(Records contained in a dataset)

▽

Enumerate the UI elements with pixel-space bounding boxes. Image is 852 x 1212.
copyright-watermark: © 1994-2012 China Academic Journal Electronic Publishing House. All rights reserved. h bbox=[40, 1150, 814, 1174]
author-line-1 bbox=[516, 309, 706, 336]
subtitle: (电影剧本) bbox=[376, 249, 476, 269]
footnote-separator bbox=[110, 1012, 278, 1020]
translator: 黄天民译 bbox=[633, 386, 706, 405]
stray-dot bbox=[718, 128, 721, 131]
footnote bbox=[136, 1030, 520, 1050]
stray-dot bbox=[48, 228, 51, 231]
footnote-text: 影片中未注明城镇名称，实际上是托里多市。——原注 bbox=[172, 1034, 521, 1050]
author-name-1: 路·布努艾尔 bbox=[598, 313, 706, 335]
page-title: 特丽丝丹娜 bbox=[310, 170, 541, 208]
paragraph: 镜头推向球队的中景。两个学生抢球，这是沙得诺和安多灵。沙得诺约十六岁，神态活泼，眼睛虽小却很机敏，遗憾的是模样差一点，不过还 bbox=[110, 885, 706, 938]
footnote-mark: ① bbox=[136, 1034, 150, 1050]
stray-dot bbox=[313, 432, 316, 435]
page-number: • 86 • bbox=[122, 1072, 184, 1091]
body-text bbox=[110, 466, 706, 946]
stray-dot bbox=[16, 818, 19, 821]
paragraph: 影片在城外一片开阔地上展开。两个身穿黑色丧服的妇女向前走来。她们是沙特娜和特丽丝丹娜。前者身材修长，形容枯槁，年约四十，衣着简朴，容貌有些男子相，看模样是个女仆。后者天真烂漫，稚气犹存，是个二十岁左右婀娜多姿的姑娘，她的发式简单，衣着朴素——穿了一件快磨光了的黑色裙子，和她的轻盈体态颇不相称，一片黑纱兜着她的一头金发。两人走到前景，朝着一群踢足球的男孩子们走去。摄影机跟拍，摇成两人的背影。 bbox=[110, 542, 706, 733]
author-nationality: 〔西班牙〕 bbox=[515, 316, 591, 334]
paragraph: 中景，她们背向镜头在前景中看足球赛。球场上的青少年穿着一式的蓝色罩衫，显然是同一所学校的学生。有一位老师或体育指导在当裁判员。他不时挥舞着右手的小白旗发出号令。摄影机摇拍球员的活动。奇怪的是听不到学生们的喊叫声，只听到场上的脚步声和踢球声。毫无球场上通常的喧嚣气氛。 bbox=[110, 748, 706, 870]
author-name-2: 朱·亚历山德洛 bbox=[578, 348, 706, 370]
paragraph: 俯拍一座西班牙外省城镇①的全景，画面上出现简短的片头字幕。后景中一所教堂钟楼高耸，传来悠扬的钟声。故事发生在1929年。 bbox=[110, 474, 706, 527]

△

- **INSTRUCTIONS FOR THE TASK**: Copy these entries out again word for word, all of them.

- **SOLUTION**:
Enumerate the UI elements with pixel-space bounding boxes. Image is 852 x 1212.
copyright-watermark: © 1994-2012 China Academic Journal Electronic Publishing House. All rights reserved. h bbox=[40, 1150, 814, 1174]
author-line-1 bbox=[516, 309, 706, 336]
subtitle: (电影剧本) bbox=[376, 249, 476, 269]
footnote-separator bbox=[110, 1012, 278, 1020]
translator: 黄天民译 bbox=[633, 386, 706, 405]
stray-dot bbox=[718, 128, 721, 131]
footnote bbox=[136, 1030, 520, 1050]
stray-dot bbox=[48, 228, 51, 231]
footnote-text: 影片中未注明城镇名称，实际上是托里多市。——原注 bbox=[172, 1034, 521, 1050]
author-name-1: 路·布努艾尔 bbox=[598, 313, 706, 335]
page-title: 特丽丝丹娜 bbox=[310, 170, 541, 208]
paragraph: 镜头推向球队的中景。两个学生抢球，这是沙得诺和安多灵。沙得诺约十六岁，神态活泼，眼睛虽小却很机敏，遗憾的是模样差一点，不过还 bbox=[110, 885, 706, 938]
footnote-mark: ① bbox=[136, 1034, 150, 1050]
stray-dot bbox=[313, 432, 316, 435]
page-number: • 86 • bbox=[122, 1072, 184, 1091]
body-text bbox=[110, 466, 706, 946]
stray-dot bbox=[16, 818, 19, 821]
paragraph: 影片在城外一片开阔地上展开。两个身穿黑色丧服的妇女向前走来。她们是沙特娜和特丽丝丹娜。前者身材修长，形容枯槁，年约四十，衣着简朴，容貌有些男子相，看模样是个女仆。后者天真烂漫，稚气犹存，是个二十岁左右婀娜多姿的姑娘，她的发式简单，衣着朴素——穿了一件快磨光了的黑色裙子，和她的轻盈体态颇不相称，一片黑纱兜着她的一头金发。两人走到前景，朝着一群踢足球的男孩子们走去。摄影机跟拍，摇成两人的背影。 bbox=[110, 542, 706, 733]
author-nationality: 〔西班牙〕 bbox=[515, 316, 591, 334]
paragraph: 中景，她们背向镜头在前景中看足球赛。球场上的青少年穿着一式的蓝色罩衫，显然是同一所学校的学生。有一位老师或体育指导在当裁判员。他不时挥舞着右手的小白旗发出号令。摄影机摇拍球员的活动。奇怪的是听不到学生们的喊叫声，只听到场上的脚步声和踢球声。毫无球场上通常的喧嚣气氛。 bbox=[110, 748, 706, 870]
author-name-2: 朱·亚历山德洛 bbox=[578, 348, 706, 370]
paragraph: 俯拍一座西班牙外省城镇①的全景，画面上出现简短的片头字幕。后景中一所教堂钟楼高耸，传来悠扬的钟声。故事发生在1929年。 bbox=[110, 474, 706, 527]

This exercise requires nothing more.